Items from a figure collection:
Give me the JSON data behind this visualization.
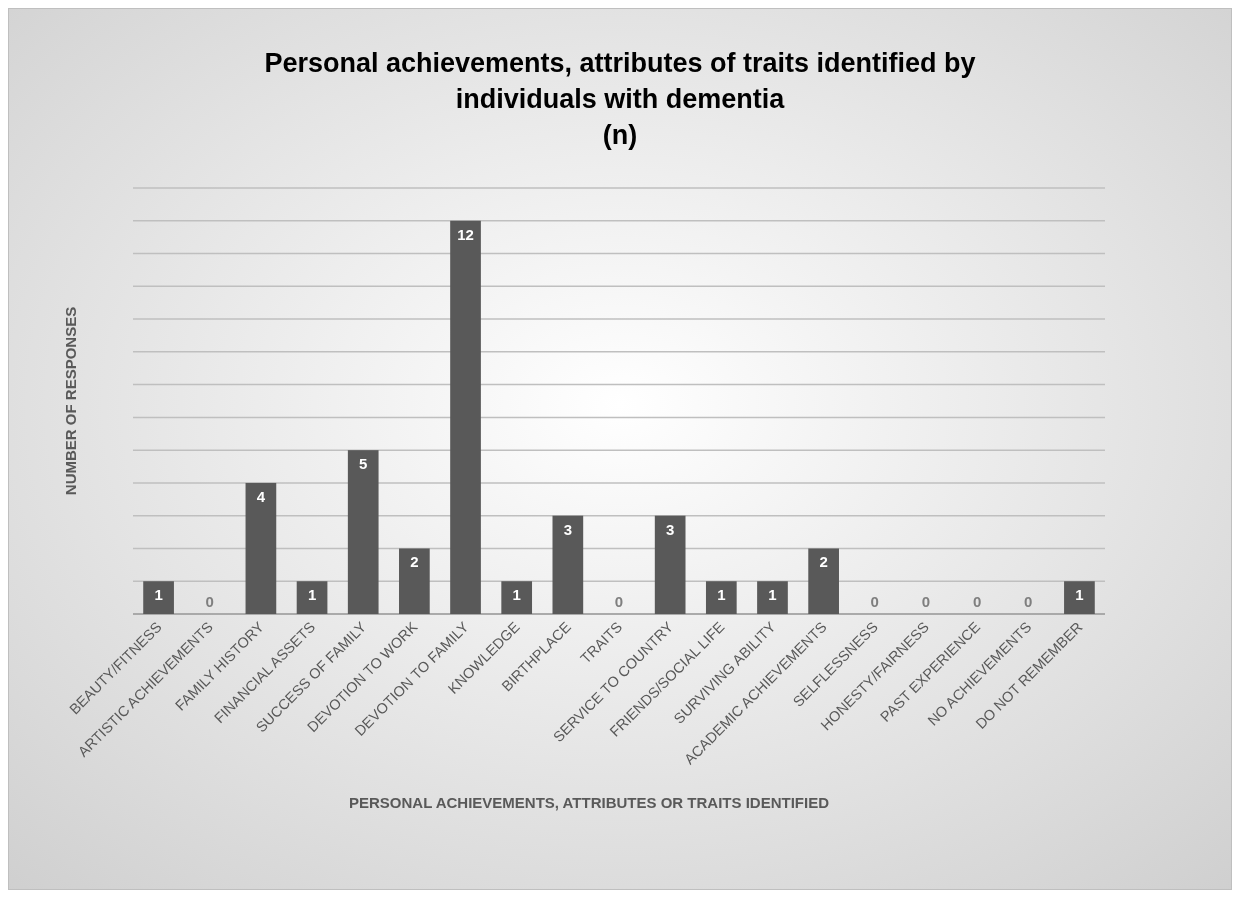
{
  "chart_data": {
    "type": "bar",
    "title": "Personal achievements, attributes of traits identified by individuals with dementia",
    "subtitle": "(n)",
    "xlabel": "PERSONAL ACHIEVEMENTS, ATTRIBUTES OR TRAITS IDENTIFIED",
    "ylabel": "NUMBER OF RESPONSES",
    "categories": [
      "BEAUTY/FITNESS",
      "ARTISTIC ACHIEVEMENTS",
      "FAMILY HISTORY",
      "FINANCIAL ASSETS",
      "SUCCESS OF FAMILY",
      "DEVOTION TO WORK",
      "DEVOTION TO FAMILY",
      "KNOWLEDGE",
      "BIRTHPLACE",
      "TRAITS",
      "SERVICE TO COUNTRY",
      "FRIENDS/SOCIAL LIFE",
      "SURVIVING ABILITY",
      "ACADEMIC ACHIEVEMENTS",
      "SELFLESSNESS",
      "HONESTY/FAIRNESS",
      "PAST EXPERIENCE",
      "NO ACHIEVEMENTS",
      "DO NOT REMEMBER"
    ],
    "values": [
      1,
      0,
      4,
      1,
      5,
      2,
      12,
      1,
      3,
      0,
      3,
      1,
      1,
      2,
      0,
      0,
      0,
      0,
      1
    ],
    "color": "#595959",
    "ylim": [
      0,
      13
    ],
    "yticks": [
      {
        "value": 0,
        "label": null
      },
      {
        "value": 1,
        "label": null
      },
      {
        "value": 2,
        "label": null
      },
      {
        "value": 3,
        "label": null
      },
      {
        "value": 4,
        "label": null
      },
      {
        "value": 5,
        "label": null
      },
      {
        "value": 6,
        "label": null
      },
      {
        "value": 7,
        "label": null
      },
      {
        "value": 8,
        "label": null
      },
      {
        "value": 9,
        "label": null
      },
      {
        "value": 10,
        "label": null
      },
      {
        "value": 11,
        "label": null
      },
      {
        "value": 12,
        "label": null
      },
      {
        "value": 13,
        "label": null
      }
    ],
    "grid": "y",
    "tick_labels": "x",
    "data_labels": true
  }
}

WHAT IS NEEDED: Pick out the lines above that hold the string "DEVOTION" and show them.

EXPECTED ANSWER:
      "DEVOTION TO WORK",
      "DEVOTION TO FAMILY",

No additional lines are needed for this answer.